Problem:
Restate the records below word for word.

Input data:
##########

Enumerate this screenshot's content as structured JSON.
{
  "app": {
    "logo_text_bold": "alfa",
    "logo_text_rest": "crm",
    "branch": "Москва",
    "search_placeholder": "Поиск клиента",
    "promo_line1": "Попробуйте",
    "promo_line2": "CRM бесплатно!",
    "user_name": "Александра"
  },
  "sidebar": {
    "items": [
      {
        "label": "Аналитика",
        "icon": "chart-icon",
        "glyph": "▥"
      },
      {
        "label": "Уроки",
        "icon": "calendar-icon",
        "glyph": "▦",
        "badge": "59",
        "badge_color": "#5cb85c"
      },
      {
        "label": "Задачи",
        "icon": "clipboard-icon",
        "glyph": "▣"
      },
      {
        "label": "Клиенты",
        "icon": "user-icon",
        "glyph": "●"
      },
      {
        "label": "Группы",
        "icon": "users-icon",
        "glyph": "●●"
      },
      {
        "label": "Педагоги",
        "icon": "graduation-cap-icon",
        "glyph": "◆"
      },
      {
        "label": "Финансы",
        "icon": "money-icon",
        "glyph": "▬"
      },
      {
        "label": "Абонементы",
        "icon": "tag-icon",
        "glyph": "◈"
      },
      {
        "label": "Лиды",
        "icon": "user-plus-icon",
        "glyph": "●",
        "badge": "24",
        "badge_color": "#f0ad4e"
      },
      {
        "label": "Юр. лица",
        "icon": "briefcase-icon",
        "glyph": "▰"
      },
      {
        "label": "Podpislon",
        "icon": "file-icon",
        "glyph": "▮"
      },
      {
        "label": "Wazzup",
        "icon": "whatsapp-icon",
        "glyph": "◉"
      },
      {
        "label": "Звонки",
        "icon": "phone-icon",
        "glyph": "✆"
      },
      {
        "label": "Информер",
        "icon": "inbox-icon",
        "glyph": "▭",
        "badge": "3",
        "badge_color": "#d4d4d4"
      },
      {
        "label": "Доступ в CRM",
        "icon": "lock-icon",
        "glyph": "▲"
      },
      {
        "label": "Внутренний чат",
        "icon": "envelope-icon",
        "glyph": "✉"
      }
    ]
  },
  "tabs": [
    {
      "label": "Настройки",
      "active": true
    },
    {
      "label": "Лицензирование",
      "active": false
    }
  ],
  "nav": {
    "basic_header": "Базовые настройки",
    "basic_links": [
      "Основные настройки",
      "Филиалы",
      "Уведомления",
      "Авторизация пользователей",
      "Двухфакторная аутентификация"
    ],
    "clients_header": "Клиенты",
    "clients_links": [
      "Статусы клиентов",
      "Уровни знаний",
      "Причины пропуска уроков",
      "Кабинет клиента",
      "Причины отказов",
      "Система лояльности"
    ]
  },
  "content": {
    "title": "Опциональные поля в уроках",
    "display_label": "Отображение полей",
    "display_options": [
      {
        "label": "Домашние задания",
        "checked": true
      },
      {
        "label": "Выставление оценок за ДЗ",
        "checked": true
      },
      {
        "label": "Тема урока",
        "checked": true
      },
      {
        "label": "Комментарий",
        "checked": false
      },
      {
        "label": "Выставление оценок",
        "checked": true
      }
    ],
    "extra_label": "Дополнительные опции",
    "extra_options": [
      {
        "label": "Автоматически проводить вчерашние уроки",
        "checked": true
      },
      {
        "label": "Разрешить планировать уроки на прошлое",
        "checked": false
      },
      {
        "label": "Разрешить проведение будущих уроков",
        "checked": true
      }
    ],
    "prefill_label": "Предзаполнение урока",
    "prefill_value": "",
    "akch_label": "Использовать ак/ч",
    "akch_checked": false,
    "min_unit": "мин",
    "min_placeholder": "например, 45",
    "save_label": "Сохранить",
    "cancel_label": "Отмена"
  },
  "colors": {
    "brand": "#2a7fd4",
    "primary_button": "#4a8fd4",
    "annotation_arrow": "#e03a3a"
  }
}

##########

Response:
Enumerate this screenshot's content as structured JSON.
{
  "app": {
    "logo_text_bold": "alfa",
    "logo_text_rest": "crm",
    "branch": "Москва",
    "search_placeholder": "Поиск клиента",
    "promo_line1": "Попробуйте",
    "promo_line2": "CRM бесплатно!",
    "user_name": "Александра"
  },
  "sidebar": {
    "items": [
      {
        "label": "Аналитика",
        "icon": "chart-icon",
        "glyph": "▥"
      },
      {
        "label": "Уроки",
        "icon": "calendar-icon",
        "glyph": "▦",
        "badge": "59",
        "badge_color": "#5cb85c"
      },
      {
        "label": "Задачи",
        "icon": "clipboard-icon",
        "glyph": "▣"
      },
      {
        "label": "Клиенты",
        "icon": "user-icon",
        "glyph": "●"
      },
      {
        "label": "Группы",
        "icon": "users-icon",
        "glyph": "●●"
      },
      {
        "label": "Педагоги",
        "icon": "graduation-cap-icon",
        "glyph": "◆"
      },
      {
        "label": "Финансы",
        "icon": "money-icon",
        "glyph": "▬"
      },
      {
        "label": "Абонементы",
        "icon": "tag-icon",
        "glyph": "◈"
      },
      {
        "label": "Лиды",
        "icon": "user-plus-icon",
        "glyph": "●",
        "badge": "24",
        "badge_color": "#f0ad4e"
      },
      {
        "label": "Юр. лица",
        "icon": "briefcase-icon",
        "glyph": "▰"
      },
      {
        "label": "Podpislon",
        "icon": "file-icon",
        "glyph": "▮"
      },
      {
        "label": "Wazzup",
        "icon": "whatsapp-icon",
        "glyph": "◉"
      },
      {
        "label": "Звонки",
        "icon": "phone-icon",
        "glyph": "✆"
      },
      {
        "label": "Информер",
        "icon": "inbox-icon",
        "glyph": "▭",
        "badge": "3",
        "badge_color": "#d4d4d4"
      },
      {
        "label": "Доступ в CRM",
        "icon": "lock-icon",
        "glyph": "▲"
      },
      {
        "label": "Внутренний чат",
        "icon": "envelope-icon",
        "glyph": "✉"
      }
    ]
  },
  "tabs": [
    {
      "label": "Настройки",
      "active": true
    },
    {
      "label": "Лицензирование",
      "active": false
    }
  ],
  "nav": {
    "basic_header": "Базовые настройки",
    "basic_links": [
      "Основные настройки",
      "Филиалы",
      "Уведомления",
      "Авторизация пользователей",
      "Двухфакторная аутентификация"
    ],
    "clients_header": "Клиенты",
    "clients_links": [
      "Статусы клиентов",
      "Уровни знаний",
      "Причины пропуска уроков",
      "Кабинет клиента",
      "Причины отказов",
      "Система лояльности"
    ]
  },
  "content": {
    "title": "Опциональные поля в уроках",
    "display_label": "Отображение полей",
    "display_options": [
      {
        "label": "Домашние задания",
        "checked": true
      },
      {
        "label": "Выставление оценок за ДЗ",
        "checked": true
      },
      {
        "label": "Тема урока",
        "checked": true
      },
      {
        "label": "Комментарий",
        "checked": false
      },
      {
        "label": "Выставление оценок",
        "checked": true
      }
    ],
    "extra_label": "Дополнительные опции",
    "extra_options": [
      {
        "label": "Автоматически проводить вчерашние уроки",
        "checked": true
      },
      {
        "label": "Разрешить планировать уроки на прошлое",
        "checked": false
      },
      {
        "label": "Разрешить проведение будущих уроков",
        "checked": true
      }
    ],
    "prefill_label": "Предзаполнение урока",
    "prefill_value": "",
    "akch_label": "Использовать ак/ч",
    "akch_checked": false,
    "min_unit": "мин",
    "min_placeholder": "например, 45",
    "save_label": "Сохранить",
    "cancel_label": "Отмена"
  },
  "colors": {
    "brand": "#2a7fd4",
    "primary_button": "#4a8fd4",
    "annotation_arrow": "#e03a3a"
  }
}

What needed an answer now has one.